──────── SOURCE MATERIAL
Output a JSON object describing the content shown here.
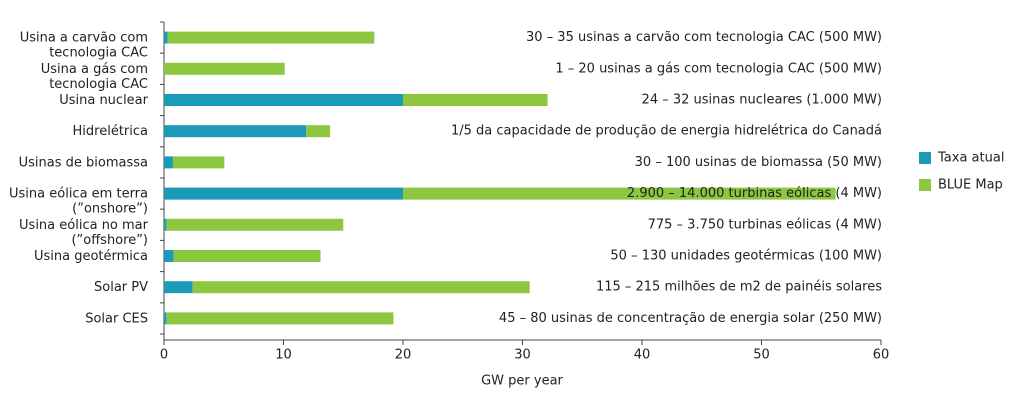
{
  "chart_data": {
    "type": "bar",
    "orientation": "horizontal",
    "stacked": true,
    "x_label": "GW per year",
    "categories": [
      "Usina a carvão com\ntecnologia CAC",
      "Usina a gás com\ntecnologia CAC",
      "Usina nuclear",
      "Hidrelétrica",
      "Usinas de biomassa",
      "Usina eólica em terra\n(”onshore”)",
      "Usina eólica no mar\n(”offshore”)",
      "Usina geotérmica",
      "Solar PV",
      "Solar CES"
    ],
    "series": [
      {
        "name": "Taxa atual",
        "color": "#1c9bb8",
        "values": [
          0.3,
          0,
          20,
          11.9,
          0.75,
          20,
          0.2,
          0.8,
          2.4,
          0.2
        ]
      },
      {
        "name": "BLUE Map",
        "color": "#8dc63f",
        "values": [
          17.3,
          10.1,
          12.1,
          2,
          4.3,
          36.2,
          14.8,
          12.3,
          28.2,
          19
        ]
      }
    ],
    "annotations": [
      "30 – 35 usinas a carvão com tecnologia CAC (500 MW)",
      "1 – 20 usinas a gás com tecnologia CAC (500 MW)",
      "24 – 32 usinas nucleares (1.000 MW)",
      "1/5 da capacidade de produção de energia hidrelétrica do Canadá",
      "30 – 100 usinas de biomassa (50 MW)",
      "2.900 – 14.000 turbinas eólicas (4 MW)",
      "775 – 3.750 turbinas eólicas (4 MW)",
      "50 – 130 unidades geotérmicas (100 MW)",
      "115 – 215 milhões de m2 de painéis solares",
      "45 – 80 usinas de concentração de energia solar (250 MW)"
    ],
    "xlim": [
      0,
      60
    ],
    "xticks": [
      0,
      10,
      20,
      30,
      40,
      50,
      60
    ],
    "legend": "right"
  }
}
────────────────
* _TASK DESCRIPTION_
Using the listing above, state the number of lines that hold "ntecnologia", with no other text.

* _EXERCISE OUTPUT_
2